What to work on:
1: In the Lehman collapse interview, list every question Bisnow puts to Keith Breslauer, in the order they appear.
2: Carry the Lehman collapse interview forward from its last line with Keith Breslauer's reply.

Document section:
Its collapse has become the poster child of the Great Recession, but has anyone in finance and real estate learned anything? Ten years after the Lehman collapse, Bisnow reached out to an array of industry players to get their take on if its demise should have been predicted, whether it should have been saved, what — if anything — has changed and if something like it could ever happen again. 

 

Keith Breslauer — Patron Capital Partners Managing Director and Senior Partner, London

Bisnow: What was the climate like at the time of Lehman’s collapse?

I left Lehman 10 years before its collapse. As to the industry, the idea of confidence is a big deal. These firms historically operated with a large level of leverage. Confidence sells. I personally thought Lehman was the best firm I ever worked for. It had fantastic bosses and management, and I worked with great people. It was just an amazing firm. It had its challenges, as do all firms. 

It had a certain type of individual. I believe our culture at Patron is where everyone is intellectually curious. It doesn’t matter where you come from or what you look like, and that’s what Lehman was like. It was really about how hard you were going to work, how smart you were, and if you’d explore new opportunities.

Bisnow: Did you ever anticipate something like that could occur?

I was disconnected from the firm for many years. What ultimately happened was I had a lot of shares I got from when I worked there, was pleased to get them, and I never sold them. When the stock started to drop in value, I got calls to see what I thought, and I never thought it would fail. I figured the government would force a bailout.

Other times banks had near-death experiences, someone stepped in. What I thought would happen is I’d own shares in another bank. 

Bisnow: Should or could Lehman have been saved?

Provided data:
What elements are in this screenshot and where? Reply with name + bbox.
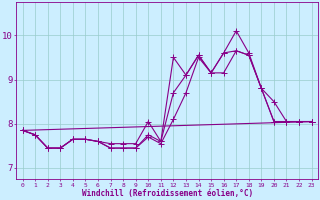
X-axis label: Windchill (Refroidissement éolien,°C): Windchill (Refroidissement éolien,°C) [82,189,253,198]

Written answers:
1:
1. What was the climate like at the time of Lehman’s collapse?
2. Did you ever anticipate something like that could occur?
3. Should or could Lehman have been saved?

2:
It absolutely could have been saved. It was easy to save it. We saved Fannie Mae and so many groups, so, to me, Lehman could have been, too. 

Bisnow: How have things changed?

The issue Lehman had and all investment banks had was, at that time, most of these investment banks became large principal investors. From a regulatory perspective, they were taking on the wrong kind of risk to allow capital to flow. Hedge funds have really become that principal capital. Many who run those are the traders of these big firms. In many ways, you can argue from a risk perspective, it’s a better deal for the world.

From a capital perspective, the post-Long-Term Capital Management reaction by developing markets focusing on saving and the emergence of a middle class in China and India has brought a lot of money into the savings system that needed to be invested. In many ways, the system has evolved because there are now a ton of investors out there willing to invest. 

Bisnow: It seems like everyone is more cautious this cycle. Do you think anything like this could happen again?

Of course, it could happen again. The question ultimately is what causes these things and why are they bad or not bad and what creates the quantum of the problem. The big argument why people say it can’t happen right now is fundamentally tied to debt. The amount of credit in the industry is significantly lower at the personal level than it was in the past. If you buy that argument, it’s that it can’t happen in the immediate term to the same degree because all cycles fail from consumer confidence because of a rise in interest rates.

The reality is consumer debt is now increasing and government debt is now very high. There are strong words from Washington against buyers of U.S. debt, so will those buyers retaliate and say there is now going to be a higher rate to buy money because U.S. fiscal debt is too high? There is a fear that could happen.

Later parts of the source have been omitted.